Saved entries
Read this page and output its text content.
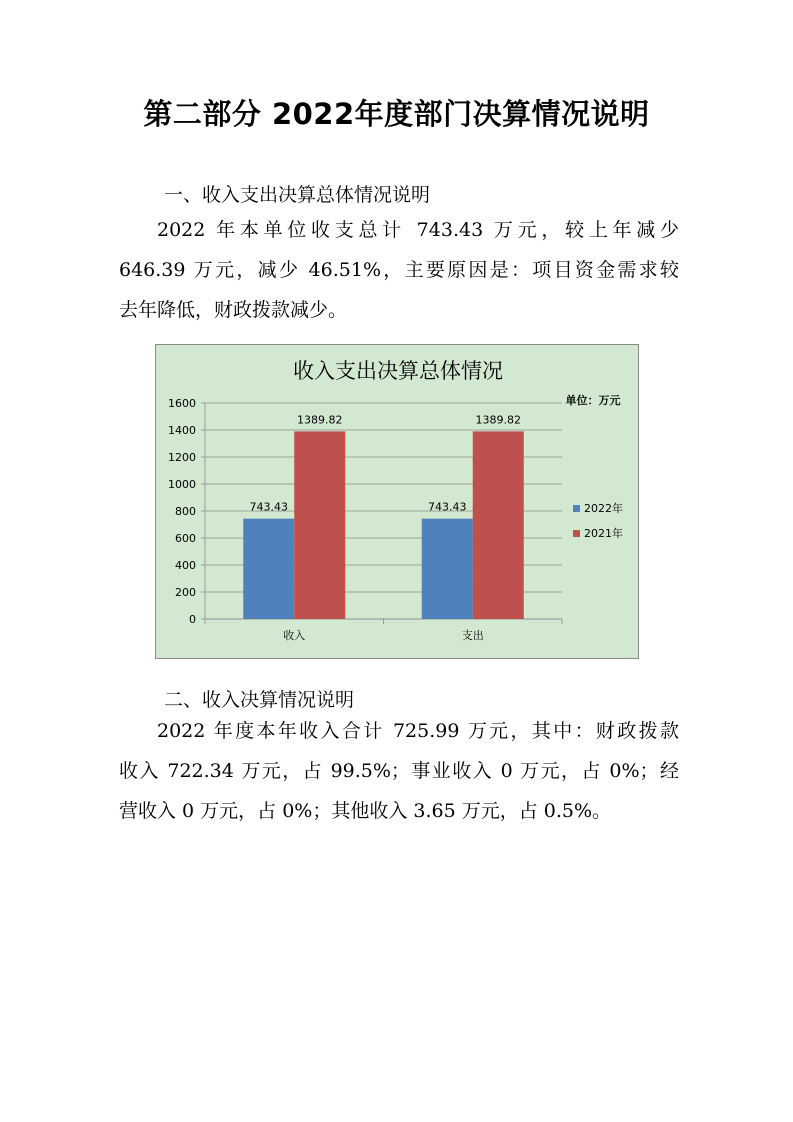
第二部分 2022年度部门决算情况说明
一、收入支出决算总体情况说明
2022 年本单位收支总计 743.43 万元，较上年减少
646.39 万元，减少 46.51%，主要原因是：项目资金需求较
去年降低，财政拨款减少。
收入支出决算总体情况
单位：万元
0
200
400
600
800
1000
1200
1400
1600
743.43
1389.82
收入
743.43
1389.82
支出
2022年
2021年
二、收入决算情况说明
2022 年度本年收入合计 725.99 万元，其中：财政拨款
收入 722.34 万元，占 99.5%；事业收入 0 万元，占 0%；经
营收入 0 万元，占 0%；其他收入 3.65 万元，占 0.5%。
* * *
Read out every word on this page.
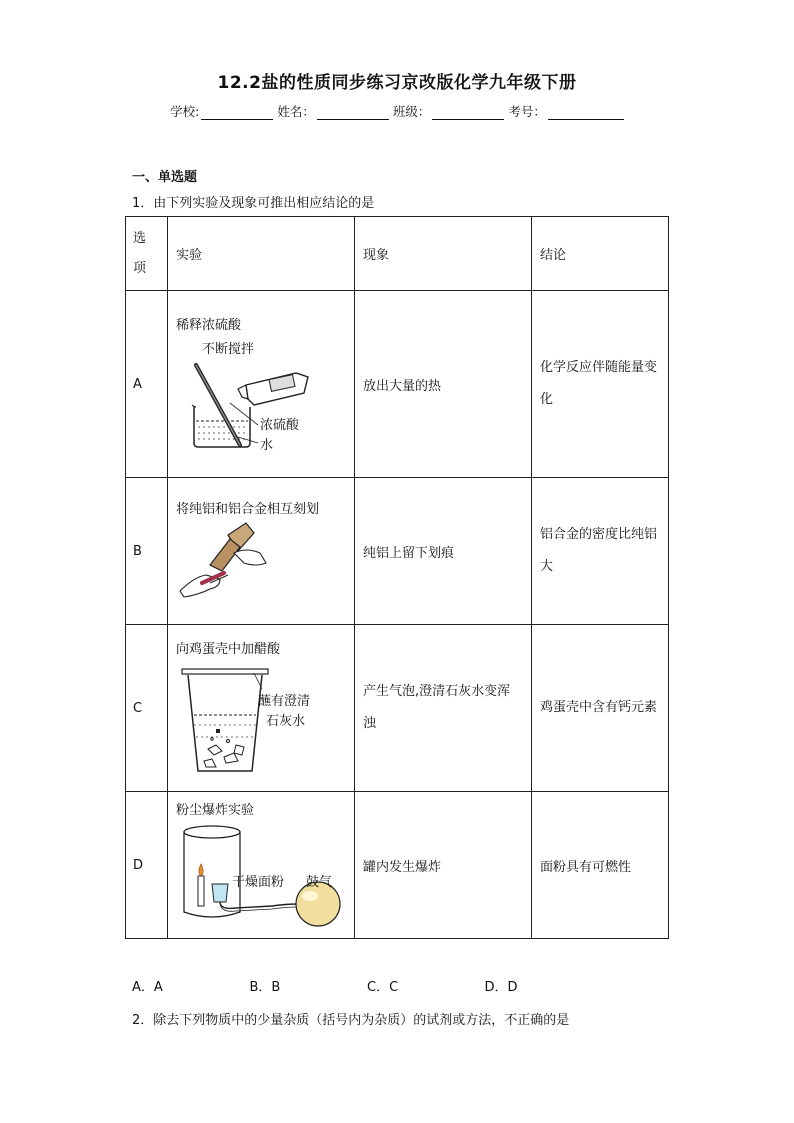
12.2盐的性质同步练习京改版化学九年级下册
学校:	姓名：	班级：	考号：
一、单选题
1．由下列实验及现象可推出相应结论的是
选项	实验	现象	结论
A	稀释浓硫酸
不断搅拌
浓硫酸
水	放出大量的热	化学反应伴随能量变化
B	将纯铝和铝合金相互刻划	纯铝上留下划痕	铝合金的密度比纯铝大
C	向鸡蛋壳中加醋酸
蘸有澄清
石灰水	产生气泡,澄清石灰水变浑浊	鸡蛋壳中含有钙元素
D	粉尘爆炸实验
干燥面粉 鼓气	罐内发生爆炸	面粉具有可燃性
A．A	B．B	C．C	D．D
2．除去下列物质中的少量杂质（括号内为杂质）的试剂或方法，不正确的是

■ **What is expected**
Select and copy each line from the data that includes the word "Read".

■ **Task response**
Read this page and output its text content.
Read out every word on this page.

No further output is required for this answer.